## Start DATA EXTRACT

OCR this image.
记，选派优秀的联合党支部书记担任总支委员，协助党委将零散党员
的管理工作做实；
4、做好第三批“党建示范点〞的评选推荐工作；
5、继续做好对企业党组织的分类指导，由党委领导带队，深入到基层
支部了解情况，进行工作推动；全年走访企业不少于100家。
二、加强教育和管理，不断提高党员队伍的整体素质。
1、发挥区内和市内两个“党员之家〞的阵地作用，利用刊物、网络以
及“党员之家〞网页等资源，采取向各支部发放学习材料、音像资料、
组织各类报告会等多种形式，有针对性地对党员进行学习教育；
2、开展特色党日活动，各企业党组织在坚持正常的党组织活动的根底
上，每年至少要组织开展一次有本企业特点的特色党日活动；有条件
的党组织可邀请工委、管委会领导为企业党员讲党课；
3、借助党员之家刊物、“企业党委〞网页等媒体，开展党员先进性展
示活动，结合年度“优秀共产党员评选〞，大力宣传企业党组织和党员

## End DATA EXTRACT

__DO THIS__
Reproduce the listing above verbatim, from first line to last.

__EXERCISE RESPONSE__
OCR this image.
记，选派优秀的联合党支部书记担任总支委员，协助党委将零散党员
的管理工作做实；
4、做好第三批“党建示范点〞的评选推荐工作；
5、继续做好对企业党组织的分类指导，由党委领导带队，深入到基层
支部了解情况，进行工作推动；全年走访企业不少于100家。
二、加强教育和管理，不断提高党员队伍的整体素质。
1、发挥区内和市内两个“党员之家〞的阵地作用，利用刊物、网络以
及“党员之家〞网页等资源，采取向各支部发放学习材料、音像资料、
组织各类报告会等多种形式，有针对性地对党员进行学习教育；
2、开展特色党日活动，各企业党组织在坚持正常的党组织活动的根底
上，每年至少要组织开展一次有本企业特点的特色党日活动；有条件
的党组织可邀请工委、管委会领导为企业党员讲党课；
3、借助党员之家刊物、“企业党委〞网页等媒体，开展党员先进性展
示活动，结合年度“优秀共产党员评选〞，大力宣传企业党组织和党员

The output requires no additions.